__Directions__. Render everything from the start of the listing down to the line containing "canton-label-schaffhouse: Schaffhouse (826, 511, 850, 634)", inclusive, as a Markdown table with the columns No. and Entry, omitting blank lines.

__Records for the exercise__.
-------

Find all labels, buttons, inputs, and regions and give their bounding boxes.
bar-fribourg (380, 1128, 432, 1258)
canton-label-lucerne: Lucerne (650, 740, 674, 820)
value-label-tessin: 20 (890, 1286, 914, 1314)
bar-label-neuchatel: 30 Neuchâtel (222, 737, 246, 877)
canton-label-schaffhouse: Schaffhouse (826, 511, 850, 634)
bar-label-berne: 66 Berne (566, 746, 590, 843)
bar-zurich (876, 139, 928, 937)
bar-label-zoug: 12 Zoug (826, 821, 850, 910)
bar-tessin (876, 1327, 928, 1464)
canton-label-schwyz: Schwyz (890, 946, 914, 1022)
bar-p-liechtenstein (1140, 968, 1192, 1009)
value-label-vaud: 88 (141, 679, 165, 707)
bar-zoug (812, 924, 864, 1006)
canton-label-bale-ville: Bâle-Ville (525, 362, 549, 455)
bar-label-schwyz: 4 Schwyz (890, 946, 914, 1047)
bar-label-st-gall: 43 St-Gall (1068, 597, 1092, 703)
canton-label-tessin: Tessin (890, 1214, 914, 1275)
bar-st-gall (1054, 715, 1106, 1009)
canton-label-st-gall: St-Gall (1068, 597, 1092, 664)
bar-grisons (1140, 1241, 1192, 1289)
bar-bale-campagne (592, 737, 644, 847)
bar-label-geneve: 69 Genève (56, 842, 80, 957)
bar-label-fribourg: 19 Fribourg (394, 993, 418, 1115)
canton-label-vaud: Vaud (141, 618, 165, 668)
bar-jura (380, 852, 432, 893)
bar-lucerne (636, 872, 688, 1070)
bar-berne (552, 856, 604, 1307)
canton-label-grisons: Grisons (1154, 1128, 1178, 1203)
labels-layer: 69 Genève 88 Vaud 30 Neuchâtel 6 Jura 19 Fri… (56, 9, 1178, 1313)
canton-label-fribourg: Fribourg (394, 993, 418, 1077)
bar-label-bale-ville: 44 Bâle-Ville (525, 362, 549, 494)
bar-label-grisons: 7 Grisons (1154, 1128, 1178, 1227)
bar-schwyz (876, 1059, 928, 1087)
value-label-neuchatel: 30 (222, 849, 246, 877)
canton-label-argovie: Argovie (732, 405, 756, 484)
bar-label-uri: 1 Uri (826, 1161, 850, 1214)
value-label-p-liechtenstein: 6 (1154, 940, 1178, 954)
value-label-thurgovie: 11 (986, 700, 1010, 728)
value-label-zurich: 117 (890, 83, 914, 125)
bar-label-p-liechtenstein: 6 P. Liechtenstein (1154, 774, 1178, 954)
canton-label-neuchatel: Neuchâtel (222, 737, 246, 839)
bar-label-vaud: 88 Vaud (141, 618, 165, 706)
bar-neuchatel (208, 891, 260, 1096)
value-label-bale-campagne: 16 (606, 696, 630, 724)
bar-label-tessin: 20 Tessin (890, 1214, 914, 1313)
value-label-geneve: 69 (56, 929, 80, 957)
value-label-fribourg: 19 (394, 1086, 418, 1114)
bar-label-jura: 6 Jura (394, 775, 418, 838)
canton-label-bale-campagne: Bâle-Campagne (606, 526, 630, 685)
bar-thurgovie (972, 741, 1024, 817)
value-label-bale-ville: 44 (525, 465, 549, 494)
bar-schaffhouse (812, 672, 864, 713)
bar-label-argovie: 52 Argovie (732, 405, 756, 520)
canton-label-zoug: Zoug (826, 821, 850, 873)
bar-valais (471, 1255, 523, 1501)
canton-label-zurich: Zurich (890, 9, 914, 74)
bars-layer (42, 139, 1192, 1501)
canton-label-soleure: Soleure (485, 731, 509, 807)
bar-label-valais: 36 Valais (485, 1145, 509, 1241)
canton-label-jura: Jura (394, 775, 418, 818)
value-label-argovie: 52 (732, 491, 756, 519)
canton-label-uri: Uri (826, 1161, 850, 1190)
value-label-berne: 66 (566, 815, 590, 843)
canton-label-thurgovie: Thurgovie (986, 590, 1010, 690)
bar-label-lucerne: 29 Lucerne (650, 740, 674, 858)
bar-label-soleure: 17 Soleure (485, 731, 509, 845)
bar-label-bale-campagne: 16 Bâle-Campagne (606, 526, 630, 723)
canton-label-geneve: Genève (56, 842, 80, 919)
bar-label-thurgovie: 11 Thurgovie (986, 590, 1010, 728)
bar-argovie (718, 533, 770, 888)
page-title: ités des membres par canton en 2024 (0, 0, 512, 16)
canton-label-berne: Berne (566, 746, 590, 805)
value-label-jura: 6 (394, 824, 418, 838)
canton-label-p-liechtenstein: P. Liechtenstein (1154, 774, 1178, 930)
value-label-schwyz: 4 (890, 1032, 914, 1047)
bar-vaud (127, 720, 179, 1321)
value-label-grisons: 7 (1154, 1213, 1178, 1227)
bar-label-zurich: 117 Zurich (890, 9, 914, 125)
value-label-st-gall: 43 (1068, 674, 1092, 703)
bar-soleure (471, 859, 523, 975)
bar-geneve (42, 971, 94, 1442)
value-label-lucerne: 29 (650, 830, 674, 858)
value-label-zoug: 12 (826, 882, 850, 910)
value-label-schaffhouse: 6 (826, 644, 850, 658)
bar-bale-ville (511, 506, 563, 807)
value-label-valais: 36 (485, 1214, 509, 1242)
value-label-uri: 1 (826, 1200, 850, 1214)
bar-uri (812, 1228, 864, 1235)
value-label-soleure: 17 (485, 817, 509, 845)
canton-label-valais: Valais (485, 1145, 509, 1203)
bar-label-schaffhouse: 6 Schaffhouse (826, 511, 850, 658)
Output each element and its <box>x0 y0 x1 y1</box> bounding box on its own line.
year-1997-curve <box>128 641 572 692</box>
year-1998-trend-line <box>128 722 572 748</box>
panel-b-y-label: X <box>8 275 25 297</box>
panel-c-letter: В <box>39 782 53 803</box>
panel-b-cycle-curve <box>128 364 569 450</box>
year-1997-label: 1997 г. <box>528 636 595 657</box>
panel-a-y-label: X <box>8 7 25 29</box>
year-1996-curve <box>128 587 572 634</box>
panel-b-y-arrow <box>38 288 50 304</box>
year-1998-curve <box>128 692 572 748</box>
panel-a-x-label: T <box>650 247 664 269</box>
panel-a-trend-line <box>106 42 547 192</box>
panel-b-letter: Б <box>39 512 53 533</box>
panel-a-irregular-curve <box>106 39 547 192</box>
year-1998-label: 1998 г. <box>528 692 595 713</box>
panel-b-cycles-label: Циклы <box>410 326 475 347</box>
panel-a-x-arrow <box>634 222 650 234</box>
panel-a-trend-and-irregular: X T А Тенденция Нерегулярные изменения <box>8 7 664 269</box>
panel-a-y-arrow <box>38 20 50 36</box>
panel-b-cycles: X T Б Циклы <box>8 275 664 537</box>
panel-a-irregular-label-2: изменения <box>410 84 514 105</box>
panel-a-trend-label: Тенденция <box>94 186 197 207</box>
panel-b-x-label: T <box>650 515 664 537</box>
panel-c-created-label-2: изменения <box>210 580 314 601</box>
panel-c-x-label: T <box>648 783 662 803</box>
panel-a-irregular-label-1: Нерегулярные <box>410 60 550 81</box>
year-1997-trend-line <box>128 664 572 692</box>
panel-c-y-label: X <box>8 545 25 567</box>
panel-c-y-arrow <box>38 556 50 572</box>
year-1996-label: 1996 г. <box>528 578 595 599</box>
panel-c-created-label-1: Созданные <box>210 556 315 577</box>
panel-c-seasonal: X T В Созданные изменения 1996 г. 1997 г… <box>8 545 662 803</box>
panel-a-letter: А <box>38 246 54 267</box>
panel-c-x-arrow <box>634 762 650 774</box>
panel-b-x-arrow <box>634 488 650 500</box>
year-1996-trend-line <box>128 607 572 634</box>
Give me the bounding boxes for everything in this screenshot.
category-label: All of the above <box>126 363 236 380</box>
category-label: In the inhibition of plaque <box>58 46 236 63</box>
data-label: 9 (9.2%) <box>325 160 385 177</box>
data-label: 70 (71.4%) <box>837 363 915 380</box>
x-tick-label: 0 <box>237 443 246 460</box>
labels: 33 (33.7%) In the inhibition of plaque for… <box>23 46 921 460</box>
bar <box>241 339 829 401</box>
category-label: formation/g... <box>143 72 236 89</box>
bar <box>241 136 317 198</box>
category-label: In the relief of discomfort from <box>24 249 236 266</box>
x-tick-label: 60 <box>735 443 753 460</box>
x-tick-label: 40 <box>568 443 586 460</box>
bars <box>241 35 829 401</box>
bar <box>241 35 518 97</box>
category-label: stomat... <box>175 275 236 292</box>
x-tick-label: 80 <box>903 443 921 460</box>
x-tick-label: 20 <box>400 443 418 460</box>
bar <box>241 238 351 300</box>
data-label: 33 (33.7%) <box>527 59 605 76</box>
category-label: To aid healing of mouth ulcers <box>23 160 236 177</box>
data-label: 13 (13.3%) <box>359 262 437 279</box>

-------

__In response__.
| No. | Entry |
|---|---|
| 1 | Find all labels, buttons, inputs, and regions and give their bounding boxes. |
| 2 | bar-fribourg (380, 1128, 432, 1258) |
| 3 | canton-label-lucerne: Lucerne (650, 740, 674, 820) |
| 4 | value-label-tessin: 20 (890, 1286, 914, 1314) |
| 5 | bar-label-neuchatel: 30 Neuchâtel (222, 737, 246, 877) |
| 6 | canton-label-schaffhouse: Schaffhouse (826, 511, 850, 634) |